_Records supplied_
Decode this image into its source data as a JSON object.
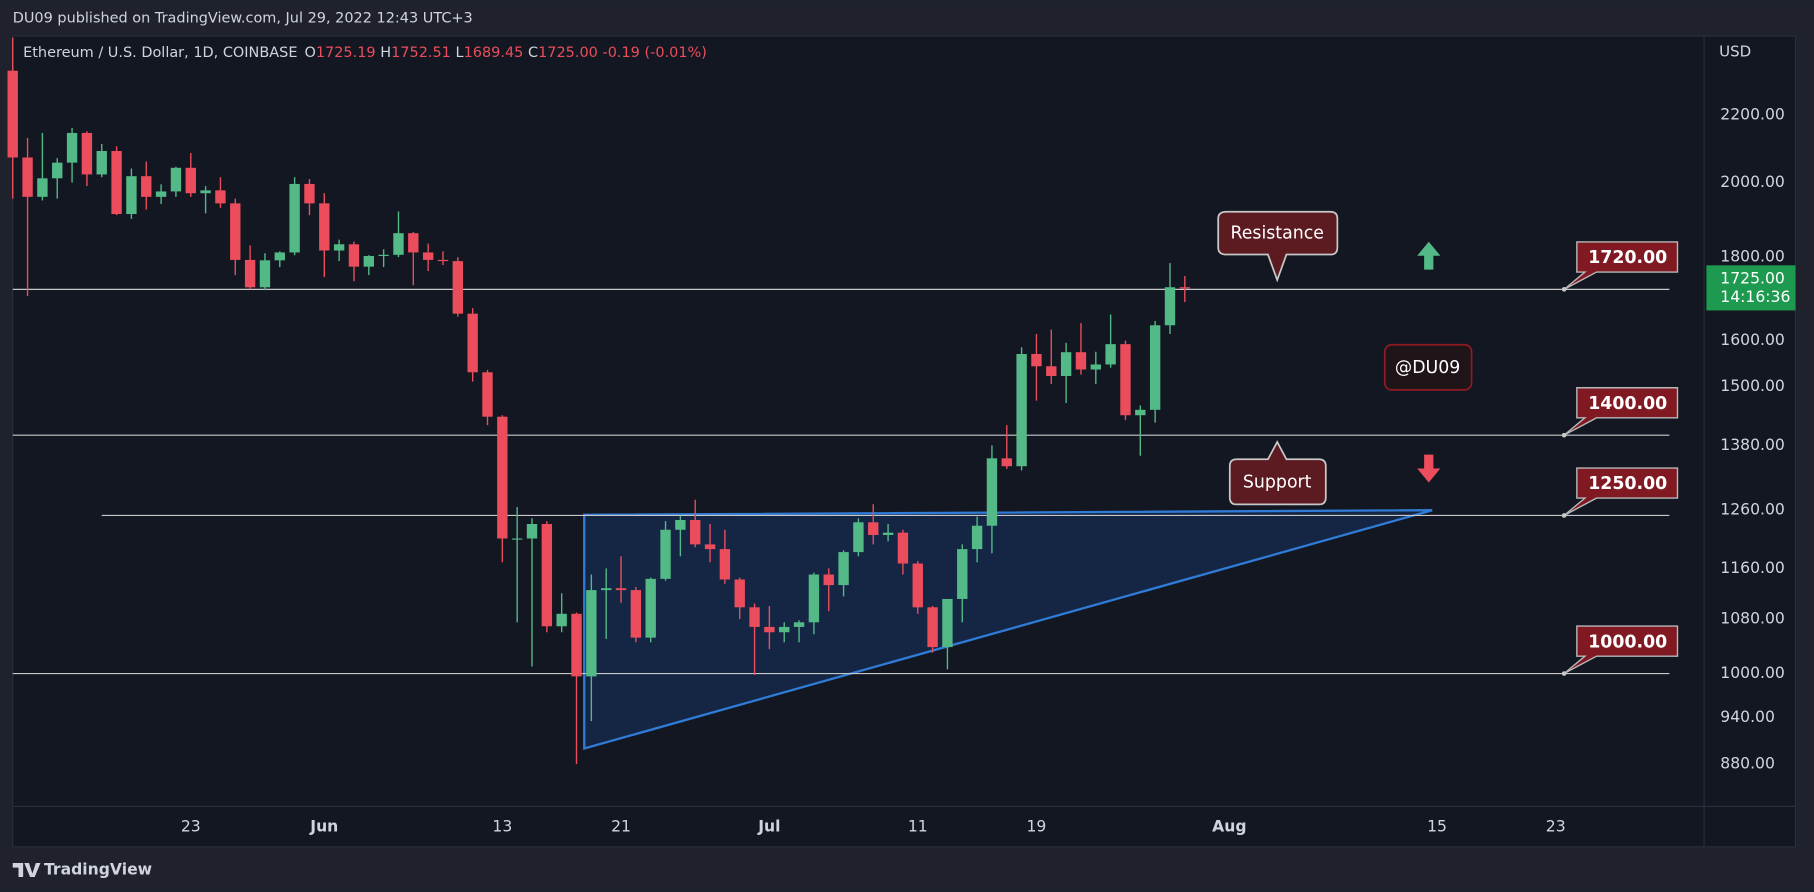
{
  "publisher": "DU09 published on TradingView.com, Jul 29, 2022 12:43 UTC+3",
  "footer": "TradingView",
  "chart_data": {
    "type": "candlestick",
    "symbol": "Ethereum / U.S. Dollar, 1D, COINBASE",
    "ohlc_legend": [
      {
        "key": "O",
        "value": "1725.19"
      },
      {
        "key": "H",
        "value": "1752.51"
      },
      {
        "key": "L",
        "value": "1689.45"
      },
      {
        "key": "C",
        "value": "1725.00"
      }
    ],
    "change": "-0.19 (-0.01%)",
    "currency": "USD",
    "up_color": "#53b987",
    "down_color": "#eb4d5c",
    "log": true,
    "grid": false,
    "ylim": [
      829,
      2460
    ],
    "yticks": [
      {
        "value": 880,
        "label": "880.00"
      },
      {
        "value": 940,
        "label": "940.00"
      },
      {
        "value": 1000,
        "label": "1000.00"
      },
      {
        "value": 1080,
        "label": "1080.00"
      },
      {
        "value": 1160,
        "label": "1160.00"
      },
      {
        "value": 1260,
        "label": "1260.00"
      },
      {
        "value": 1380,
        "label": "1380.00"
      },
      {
        "value": 1500,
        "label": "1500.00"
      },
      {
        "value": 1600,
        "label": "1600.00"
      },
      {
        "value": 1800,
        "label": "1800.00"
      },
      {
        "value": 2000,
        "label": "2000.00"
      },
      {
        "value": 2200,
        "label": "2200.00"
      }
    ],
    "xlim": [
      "2022-05-11",
      "2022-09-02"
    ],
    "xticks": [
      {
        "value": "2022-05-23",
        "label": "23"
      },
      {
        "value": "2022-06-01",
        "label": "Jun"
      },
      {
        "value": "2022-06-13",
        "label": "13"
      },
      {
        "value": "2022-06-21",
        "label": "21"
      },
      {
        "value": "2022-07-01",
        "label": "Jul"
      },
      {
        "value": "2022-07-11",
        "label": "11"
      },
      {
        "value": "2022-07-19",
        "label": "19"
      },
      {
        "value": "2022-08-01",
        "label": "Aug"
      },
      {
        "value": "2022-08-15",
        "label": "15"
      },
      {
        "value": "2022-08-23",
        "label": "23"
      }
    ],
    "x": [
      "2022-05-11",
      "2022-05-12",
      "2022-05-13",
      "2022-05-14",
      "2022-05-15",
      "2022-05-16",
      "2022-05-17",
      "2022-05-18",
      "2022-05-19",
      "2022-05-20",
      "2022-05-21",
      "2022-05-22",
      "2022-05-23",
      "2022-05-24",
      "2022-05-25",
      "2022-05-26",
      "2022-05-27",
      "2022-05-28",
      "2022-05-29",
      "2022-05-30",
      "2022-05-31",
      "2022-06-01",
      "2022-06-02",
      "2022-06-03",
      "2022-06-04",
      "2022-06-05",
      "2022-06-06",
      "2022-06-07",
      "2022-06-08",
      "2022-06-09",
      "2022-06-10",
      "2022-06-11",
      "2022-06-12",
      "2022-06-13",
      "2022-06-14",
      "2022-06-15",
      "2022-06-16",
      "2022-06-17",
      "2022-06-18",
      "2022-06-19",
      "2022-06-20",
      "2022-06-21",
      "2022-06-22",
      "2022-06-23",
      "2022-06-24",
      "2022-06-25",
      "2022-06-26",
      "2022-06-27",
      "2022-06-28",
      "2022-06-29",
      "2022-06-30",
      "2022-07-01",
      "2022-07-02",
      "2022-07-03",
      "2022-07-04",
      "2022-07-05",
      "2022-07-06",
      "2022-07-07",
      "2022-07-08",
      "2022-07-09",
      "2022-07-10",
      "2022-07-11",
      "2022-07-12",
      "2022-07-13",
      "2022-07-14",
      "2022-07-15",
      "2022-07-16",
      "2022-07-17",
      "2022-07-18",
      "2022-07-19",
      "2022-07-20",
      "2022-07-21",
      "2022-07-22",
      "2022-07-23",
      "2022-07-24",
      "2022-07-25",
      "2022-07-26",
      "2022-07-27",
      "2022-07-28",
      "2022-07-29"
    ],
    "open": [
      2342,
      2072,
      1960,
      2012,
      2057,
      2145,
      2023,
      2091,
      1913,
      2018,
      1960,
      1975,
      2042,
      1970,
      1978,
      1942,
      1793,
      1725,
      1792,
      1812,
      1996,
      1942,
      1817,
      1833,
      1776,
      1803,
      1806,
      1862,
      1812,
      1793,
      1790,
      1662,
      1530,
      1437,
      1210,
      1210,
      1235,
      1069,
      1088,
      996,
      1125,
      1128,
      1125,
      1052,
      1143,
      1225,
      1242,
      1200,
      1192,
      1142,
      1098,
      1068,
      1060,
      1068,
      1075,
      1150,
      1133,
      1187,
      1238,
      1216,
      1220,
      1168,
      1098,
      1038,
      1111,
      1192,
      1232,
      1355,
      1340,
      1570,
      1543,
      1522,
      1574,
      1536,
      1547,
      1592,
      1440,
      1451,
      1635,
      1725.19
    ],
    "high": [
      2454,
      2130,
      2145,
      2070,
      2160,
      2150,
      2112,
      2105,
      2040,
      2060,
      1995,
      2045,
      2085,
      1990,
      2015,
      1955,
      1830,
      1810,
      1815,
      2015,
      2010,
      1970,
      1845,
      1840,
      1805,
      1820,
      1920,
      1865,
      1835,
      1815,
      1800,
      1675,
      1535,
      1440,
      1265,
      1245,
      1240,
      1120,
      1090,
      1150,
      1160,
      1180,
      1130,
      1145,
      1240,
      1250,
      1278,
      1235,
      1225,
      1145,
      1104,
      1100,
      1075,
      1078,
      1153,
      1160,
      1190,
      1245,
      1270,
      1235,
      1225,
      1172,
      1100,
      1110,
      1200,
      1248,
      1380,
      1420,
      1585,
      1615,
      1625,
      1595,
      1640,
      1575,
      1660,
      1600,
      1460,
      1645,
      1785,
      1752.51
    ],
    "low": [
      1955,
      1704,
      1950,
      1955,
      2000,
      1990,
      2015,
      1910,
      1900,
      1925,
      1940,
      1960,
      1960,
      1915,
      1930,
      1755,
      1720,
      1718,
      1775,
      1805,
      1910,
      1750,
      1790,
      1740,
      1755,
      1775,
      1800,
      1730,
      1765,
      1780,
      1655,
      1510,
      1420,
      1170,
      1075,
      1010,
      1060,
      1060,
      880,
      935,
      1050,
      1105,
      1045,
      1045,
      1140,
      1180,
      1195,
      1170,
      1135,
      1080,
      998,
      1035,
      1045,
      1045,
      1057,
      1092,
      1115,
      1180,
      1200,
      1205,
      1150,
      1088,
      1030,
      1006,
      1075,
      1170,
      1185,
      1335,
      1332,
      1470,
      1505,
      1465,
      1525,
      1505,
      1540,
      1430,
      1360,
      1425,
      1615,
      1689.45
    ],
    "close": [
      2072,
      1960,
      2012,
      2057,
      2145,
      2023,
      2091,
      1913,
      2018,
      1960,
      1975,
      2042,
      1970,
      1978,
      1942,
      1793,
      1725,
      1792,
      1812,
      1996,
      1942,
      1817,
      1833,
      1776,
      1803,
      1806,
      1862,
      1812,
      1793,
      1790,
      1662,
      1530,
      1437,
      1210,
      1210,
      1235,
      1069,
      1088,
      996,
      1125,
      1128,
      1125,
      1052,
      1143,
      1225,
      1242,
      1200,
      1192,
      1142,
      1098,
      1068,
      1060,
      1068,
      1075,
      1150,
      1133,
      1187,
      1238,
      1216,
      1220,
      1168,
      1098,
      1038,
      1111,
      1192,
      1232,
      1355,
      1340,
      1570,
      1543,
      1522,
      1574,
      1536,
      1547,
      1592,
      1440,
      1451,
      1635,
      1725.19,
      1725.0
    ],
    "levels": [
      {
        "value": 1720,
        "label": "1720.00"
      },
      {
        "value": 1400,
        "label": "1400.00"
      },
      {
        "value": 1250,
        "label": "1250.00",
        "from": "2022-05-17"
      },
      {
        "value": 1000,
        "label": "1000.00"
      }
    ],
    "last_price_label": "1725.00",
    "countdown": "14:16:36",
    "annotations": {
      "resistance": "Resistance",
      "support": "Support",
      "watermark": "@DU09"
    }
  }
}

_Exercise_
Reproduce every line of the listing above in which the string "TradingView" appears.

_Reply to the task_
  "publisher": "DU09 published on TradingView.com, Jul 29, 2022 12:43 UTC+3",
  "footer": "TradingView",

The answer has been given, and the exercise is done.